(Items listed in a dataset)
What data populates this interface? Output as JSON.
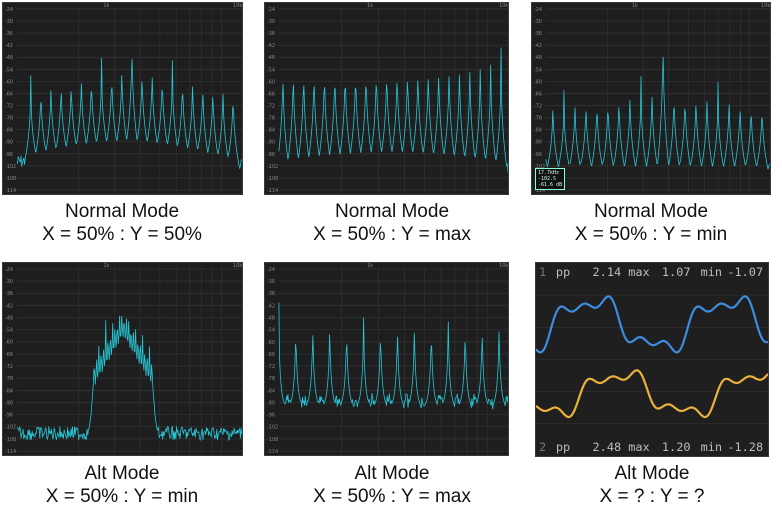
{
  "colors": {
    "trace": "#27c6d6",
    "grid": "#3a3a3a",
    "panel_bg": "#1e1e1e",
    "scope_blue": "#3d8de0",
    "scope_yellow": "#eab23a"
  },
  "spectrum_axis": {
    "db_ticks": [
      "-24",
      "-30",
      "-36",
      "-42",
      "-48",
      "-54",
      "-60",
      "-66",
      "-72",
      "-78",
      "-84",
      "-90",
      "-96",
      "-102",
      "-108",
      "-114"
    ],
    "freq_mid": "1k",
    "freq_end": "10k"
  },
  "panels": [
    {
      "caption_line1": "Normal Mode",
      "caption_line2": "X = 50% : Y = 50%"
    },
    {
      "caption_line1": "Normal Mode",
      "caption_line2": "X = 50% : Y = max"
    },
    {
      "caption_line1": "Normal Mode",
      "caption_line2": "X = 50% : Y = min"
    },
    {
      "caption_line1": "Alt Mode",
      "caption_line2": "X = 50% : Y = min"
    },
    {
      "caption_line1": "Alt Mode",
      "caption_line2": "X = 50% : Y = max"
    },
    {
      "caption_line1": "Alt Mode",
      "caption_line2": "X = ? : Y = ?"
    }
  ],
  "tooltip": {
    "line1": "17.7kHz",
    "line2": "-102.5",
    "line3": "-61.6 dB"
  },
  "scope": {
    "ch1": {
      "num": "1",
      "pp_label": "pp",
      "pp": "2.14",
      "max_label": "max",
      "max": "1.07",
      "min_label": "min",
      "min": "-1.07"
    },
    "ch2": {
      "num": "2",
      "pp_label": "pp",
      "pp": "2.48",
      "max_label": "max",
      "max": "1.20",
      "min_label": "min",
      "min": "-1.28"
    }
  }
}
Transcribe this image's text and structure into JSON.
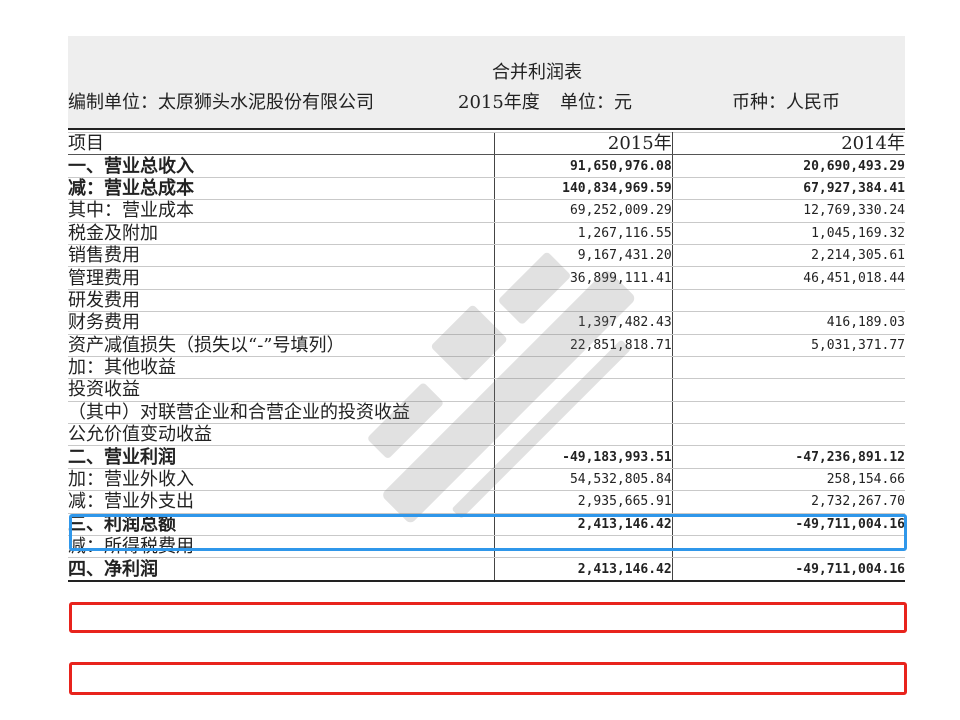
{
  "header": {
    "title": "合并利润表",
    "company": "编制单位：太原狮头水泥股份有限公司",
    "year": "2015年度",
    "unit": "单位：元",
    "currency": "币种：人民币"
  },
  "table": {
    "columns": [
      "项目",
      "2015年",
      "2014年"
    ],
    "rows": [
      {
        "label": "一、营业总收入",
        "v2015": "91,650,976.08",
        "v2014": "20,690,493.29",
        "bold": true,
        "indent": 0
      },
      {
        "label": "减：营业总成本",
        "v2015": "140,834,969.59",
        "v2014": "67,927,384.41",
        "bold": true,
        "indent": 0
      },
      {
        "label": "其中：营业成本",
        "v2015": "69,252,009.29",
        "v2014": "12,769,330.24",
        "bold": false,
        "indent": 0
      },
      {
        "label": "税金及附加",
        "v2015": "1,267,116.55",
        "v2014": "1,045,169.32",
        "bold": false,
        "indent": 1
      },
      {
        "label": "销售费用",
        "v2015": "9,167,431.20",
        "v2014": "2,214,305.61",
        "bold": false,
        "indent": 1
      },
      {
        "label": "管理费用",
        "v2015": "36,899,111.41",
        "v2014": "46,451,018.44",
        "bold": false,
        "indent": 1
      },
      {
        "label": "研发费用",
        "v2015": "",
        "v2014": "",
        "bold": false,
        "indent": 1
      },
      {
        "label": "财务费用",
        "v2015": "1,397,482.43",
        "v2014": "416,189.03",
        "bold": false,
        "indent": 1
      },
      {
        "label": "资产减值损失（损失以“-”号填列）",
        "v2015": "22,851,818.71",
        "v2014": "5,031,371.77",
        "bold": false,
        "indent": 2
      },
      {
        "label": "加：其他收益",
        "v2015": "",
        "v2014": "",
        "bold": false,
        "indent": 3
      },
      {
        "label": "投资收益",
        "v2015": "",
        "v2014": "",
        "bold": false,
        "indent": 4
      },
      {
        "label": "（其中）对联营企业和合营企业的投资收益",
        "v2015": "",
        "v2014": "",
        "bold": false,
        "indent": 0
      },
      {
        "label": "公允价值变动收益",
        "v2015": "",
        "v2014": "",
        "bold": false,
        "indent": 5
      },
      {
        "label": "二、营业利润",
        "v2015": "-49,183,993.51",
        "v2014": "-47,236,891.12",
        "bold": true,
        "indent": 0,
        "highlight": "blue"
      },
      {
        "label": "加：营业外收入",
        "v2015": "54,532,805.84",
        "v2014": "258,154.66",
        "bold": false,
        "indent": 0
      },
      {
        "label": "减：营业外支出",
        "v2015": "2,935,665.91",
        "v2014": "2,732,267.70",
        "bold": false,
        "indent": 0
      },
      {
        "label": "三、利润总额",
        "v2015": "2,413,146.42",
        "v2014": "-49,711,004.16",
        "bold": true,
        "indent": 0,
        "highlight": "red"
      },
      {
        "label": "减：所得税费用",
        "v2015": "",
        "v2014": "",
        "bold": false,
        "indent": 0
      },
      {
        "label": "四、净利润",
        "v2015": "2,413,146.42",
        "v2014": "-49,711,004.16",
        "bold": true,
        "indent": 0,
        "highlight": "red"
      }
    ]
  },
  "colors": {
    "highlight_blue": "#2f97ea",
    "highlight_red": "#e8231c",
    "header_band": "#eeeeee"
  }
}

**Task objective**
Omit each picture, then return all of the listing exactly as it stands.

**The output**
What data populates this interface? Output as JSON.
{
  "colors": {
    "trace": "#27c6d6",
    "grid": "#3a3a3a",
    "panel_bg": "#1e1e1e",
    "scope_blue": "#3d8de0",
    "scope_yellow": "#eab23a"
  },
  "spectrum_axis": {
    "db_ticks": [
      "-24",
      "-30",
      "-36",
      "-42",
      "-48",
      "-54",
      "-60",
      "-66",
      "-72",
      "-78",
      "-84",
      "-90",
      "-96",
      "-102",
      "-108",
      "-114"
    ],
    "freq_mid": "1k",
    "freq_end": "10k"
  },
  "panels": [
    {
      "caption_line1": "Normal Mode",
      "caption_line2": "X = 50% : Y = 50%"
    },
    {
      "caption_line1": "Normal Mode",
      "caption_line2": "X = 50% : Y = max"
    },
    {
      "caption_line1": "Normal Mode",
      "caption_line2": "X = 50% : Y = min"
    },
    {
      "caption_line1": "Alt Mode",
      "caption_line2": "X = 50% : Y = min"
    },
    {
      "caption_line1": "Alt Mode",
      "caption_line2": "X = 50% : Y = max"
    },
    {
      "caption_line1": "Alt Mode",
      "caption_line2": "X = ? : Y = ?"
    }
  ],
  "tooltip": {
    "line1": "17.7kHz",
    "line2": "-102.5",
    "line3": "-61.6 dB"
  },
  "scope": {
    "ch1": {
      "num": "1",
      "pp_label": "pp",
      "pp": "2.14",
      "max_label": "max",
      "max": "1.07",
      "min_label": "min",
      "min": "-1.07"
    },
    "ch2": {
      "num": "2",
      "pp_label": "pp",
      "pp": "2.48",
      "max_label": "max",
      "max": "1.20",
      "min_label": "min",
      "min": "-1.28"
    }
  }
}
Transcribe this image's text and structure into JSON.
{
  "header": {
    "title": "合并利润表",
    "company": "编制单位：太原狮头水泥股份有限公司",
    "year": "2015年度",
    "unit": "单位：元",
    "currency": "币种：人民币"
  },
  "table": {
    "columns": [
      "项目",
      "2015年",
      "2014年"
    ],
    "rows": [
      {
        "label": "一、营业总收入",
        "v2015": "91,650,976.08",
        "v2014": "20,690,493.29",
        "bold": true,
        "indent": 0
      },
      {
        "label": "减：营业总成本",
        "v2015": "140,834,969.59",
        "v2014": "67,927,384.41",
        "bold": true,
        "indent": 0
      },
      {
        "label": "其中：营业成本",
        "v2015": "69,252,009.29",
        "v2014": "12,769,330.24",
        "bold": false,
        "indent": 0
      },
      {
        "label": "税金及附加",
        "v2015": "1,267,116.55",
        "v2014": "1,045,169.32",
        "bold": false,
        "indent": 1
      },
      {
        "label": "销售费用",
        "v2015": "9,167,431.20",
        "v2014": "2,214,305.61",
        "bold": false,
        "indent": 1
      },
      {
        "label": "管理费用",
        "v2015": "36,899,111.41",
        "v2014": "46,451,018.44",
        "bold": false,
        "indent": 1
      },
      {
        "label": "研发费用",
        "v2015": "",
        "v2014": "",
        "bold": false,
        "indent": 1
      },
      {
        "label": "财务费用",
        "v2015": "1,397,482.43",
        "v2014": "416,189.03",
        "bold": false,
        "indent": 1
      },
      {
        "label": "资产减值损失（损失以“-”号填列）",
        "v2015": "22,851,818.71",
        "v2014": "5,031,371.77",
        "bold": false,
        "indent": 2
      },
      {
        "label": "加：其他收益",
        "v2015": "",
        "v2014": "",
        "bold": false,
        "indent": 3
      },
      {
        "label": "投资收益",
        "v2015": "",
        "v2014": "",
        "bold": false,
        "indent": 4
      },
      {
        "label": "（其中）对联营企业和合营企业的投资收益",
        "v2015": "",
        "v2014": "",
        "bold": false,
        "indent": 0
      },
      {
        "label": "公允价值变动收益",
        "v2015": "",
        "v2014": "",
        "bold": false,
        "indent": 5
      },
      {
        "label": "二、营业利润",
        "v2015": "-49,183,993.51",
        "v2014": "-47,236,891.12",
        "bold": true,
        "indent": 0,
        "highlight": "blue"
      },
      {
        "label": "加：营业外收入",
        "v2015": "54,532,805.84",
        "v2014": "258,154.66",
        "bold": false,
        "indent": 0
      },
      {
        "label": "减：营业外支出",
        "v2015": "2,935,665.91",
        "v2014": "2,732,267.70",
        "bold": false,
        "indent": 0
      },
      {
        "label": "三、利润总额",
        "v2015": "2,413,146.42",
        "v2014": "-49,711,004.16",
        "bold": true,
        "indent": 0,
        "highlight": "red"
      },
      {
        "label": "减：所得税费用",
        "v2015": "",
        "v2014": "",
        "bold": false,
        "indent": 0
      },
      {
        "label": "四、净利润",
        "v2015": "2,413,146.42",
        "v2014": "-49,711,004.16",
        "bold": true,
        "indent": 0,
        "highlight": "red"
      }
    ]
  },
  "colors": {
    "highlight_blue": "#2f97ea",
    "highlight_red": "#e8231c",
    "header_band": "#eeeeee"
  }
}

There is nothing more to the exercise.